* [EXERCISE MATERIALS]

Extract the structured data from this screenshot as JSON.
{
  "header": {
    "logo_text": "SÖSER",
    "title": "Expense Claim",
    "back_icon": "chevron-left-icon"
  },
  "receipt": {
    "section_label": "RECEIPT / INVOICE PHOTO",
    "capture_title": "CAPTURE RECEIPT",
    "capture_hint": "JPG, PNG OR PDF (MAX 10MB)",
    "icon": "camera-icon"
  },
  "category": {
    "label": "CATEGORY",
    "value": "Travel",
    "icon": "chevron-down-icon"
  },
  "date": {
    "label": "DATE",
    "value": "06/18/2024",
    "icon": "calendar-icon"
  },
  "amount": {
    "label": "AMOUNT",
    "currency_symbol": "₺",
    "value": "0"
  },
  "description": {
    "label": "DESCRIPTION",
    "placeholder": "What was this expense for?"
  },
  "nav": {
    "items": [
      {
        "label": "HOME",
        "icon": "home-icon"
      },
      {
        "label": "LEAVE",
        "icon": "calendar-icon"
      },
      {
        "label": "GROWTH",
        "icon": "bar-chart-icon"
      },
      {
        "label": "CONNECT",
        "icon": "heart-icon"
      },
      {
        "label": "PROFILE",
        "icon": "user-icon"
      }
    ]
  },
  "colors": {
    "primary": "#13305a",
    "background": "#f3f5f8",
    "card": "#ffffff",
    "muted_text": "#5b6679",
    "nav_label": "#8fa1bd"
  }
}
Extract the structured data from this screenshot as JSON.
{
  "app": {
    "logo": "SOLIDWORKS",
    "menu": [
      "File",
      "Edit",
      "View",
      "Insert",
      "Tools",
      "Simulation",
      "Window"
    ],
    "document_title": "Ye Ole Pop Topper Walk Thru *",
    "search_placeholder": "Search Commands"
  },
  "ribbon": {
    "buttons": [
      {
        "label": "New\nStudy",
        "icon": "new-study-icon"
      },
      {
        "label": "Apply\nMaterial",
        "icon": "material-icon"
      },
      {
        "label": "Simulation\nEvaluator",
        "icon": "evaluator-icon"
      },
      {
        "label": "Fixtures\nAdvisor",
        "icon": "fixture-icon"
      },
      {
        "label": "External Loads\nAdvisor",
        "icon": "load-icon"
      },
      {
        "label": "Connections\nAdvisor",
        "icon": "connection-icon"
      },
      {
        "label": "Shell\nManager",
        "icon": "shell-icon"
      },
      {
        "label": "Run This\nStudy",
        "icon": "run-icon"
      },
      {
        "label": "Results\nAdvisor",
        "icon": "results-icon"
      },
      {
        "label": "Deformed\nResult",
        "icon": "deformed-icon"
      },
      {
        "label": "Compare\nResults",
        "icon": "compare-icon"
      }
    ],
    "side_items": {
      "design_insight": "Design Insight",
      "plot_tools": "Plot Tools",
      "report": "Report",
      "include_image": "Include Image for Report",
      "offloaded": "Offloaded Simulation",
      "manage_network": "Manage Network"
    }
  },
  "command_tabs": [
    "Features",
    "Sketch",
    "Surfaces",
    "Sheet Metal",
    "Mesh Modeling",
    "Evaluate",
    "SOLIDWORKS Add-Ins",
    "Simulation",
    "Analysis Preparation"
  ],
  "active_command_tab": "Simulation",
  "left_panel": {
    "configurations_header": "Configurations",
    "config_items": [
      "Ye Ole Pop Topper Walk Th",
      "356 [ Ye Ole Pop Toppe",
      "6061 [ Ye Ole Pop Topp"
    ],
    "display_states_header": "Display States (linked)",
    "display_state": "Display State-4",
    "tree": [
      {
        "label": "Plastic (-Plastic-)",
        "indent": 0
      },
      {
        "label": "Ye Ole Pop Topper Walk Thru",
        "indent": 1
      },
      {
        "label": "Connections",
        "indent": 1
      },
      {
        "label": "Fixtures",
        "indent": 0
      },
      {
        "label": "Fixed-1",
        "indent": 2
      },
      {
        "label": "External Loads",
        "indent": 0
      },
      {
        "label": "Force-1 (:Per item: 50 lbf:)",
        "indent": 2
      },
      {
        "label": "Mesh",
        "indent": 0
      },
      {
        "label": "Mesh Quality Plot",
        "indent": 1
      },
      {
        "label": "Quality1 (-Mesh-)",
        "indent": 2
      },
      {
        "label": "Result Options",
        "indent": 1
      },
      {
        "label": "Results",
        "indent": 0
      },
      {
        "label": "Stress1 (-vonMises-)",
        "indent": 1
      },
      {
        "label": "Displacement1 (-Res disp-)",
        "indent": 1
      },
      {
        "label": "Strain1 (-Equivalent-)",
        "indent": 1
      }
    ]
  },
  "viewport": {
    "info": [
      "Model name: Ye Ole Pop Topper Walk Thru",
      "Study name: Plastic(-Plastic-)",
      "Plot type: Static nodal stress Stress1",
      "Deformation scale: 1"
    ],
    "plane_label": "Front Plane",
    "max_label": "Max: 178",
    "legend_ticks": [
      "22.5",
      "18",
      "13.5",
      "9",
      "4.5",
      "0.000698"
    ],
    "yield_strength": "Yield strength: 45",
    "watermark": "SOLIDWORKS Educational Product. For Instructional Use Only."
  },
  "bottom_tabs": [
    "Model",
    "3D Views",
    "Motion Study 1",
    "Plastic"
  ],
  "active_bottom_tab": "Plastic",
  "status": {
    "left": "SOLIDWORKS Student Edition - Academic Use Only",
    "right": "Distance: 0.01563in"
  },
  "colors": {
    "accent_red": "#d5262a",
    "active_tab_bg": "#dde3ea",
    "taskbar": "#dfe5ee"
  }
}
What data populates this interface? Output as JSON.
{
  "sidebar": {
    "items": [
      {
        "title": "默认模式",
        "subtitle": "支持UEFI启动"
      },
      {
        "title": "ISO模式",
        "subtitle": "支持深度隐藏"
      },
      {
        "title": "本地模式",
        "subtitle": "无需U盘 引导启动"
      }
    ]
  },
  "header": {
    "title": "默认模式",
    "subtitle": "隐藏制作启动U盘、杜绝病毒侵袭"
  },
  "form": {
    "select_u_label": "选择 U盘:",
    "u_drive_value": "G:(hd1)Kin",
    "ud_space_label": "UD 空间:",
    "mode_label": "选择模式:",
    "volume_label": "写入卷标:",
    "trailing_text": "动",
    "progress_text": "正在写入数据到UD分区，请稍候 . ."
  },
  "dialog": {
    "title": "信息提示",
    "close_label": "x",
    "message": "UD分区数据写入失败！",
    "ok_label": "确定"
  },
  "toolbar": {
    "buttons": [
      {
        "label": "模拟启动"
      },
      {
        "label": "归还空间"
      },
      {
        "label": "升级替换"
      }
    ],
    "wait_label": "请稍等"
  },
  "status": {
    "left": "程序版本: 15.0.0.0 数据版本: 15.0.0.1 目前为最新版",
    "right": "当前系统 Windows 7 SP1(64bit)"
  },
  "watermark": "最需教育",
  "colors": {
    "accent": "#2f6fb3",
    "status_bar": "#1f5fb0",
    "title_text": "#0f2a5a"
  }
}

* [GIVEN EXERCISE] Which lines in the listing above hold the word "SOLIDWORKS"? Show each of them.

* [THE COMPLETED TASK]
    "logo": "SOLIDWORKS",
    "SOLIDWORKS Add-Ins",
    "watermark": "SOLIDWORKS Educational Product. For Instructional Use Only."
    "left": "SOLIDWORKS Student Edition - Academic Use Only",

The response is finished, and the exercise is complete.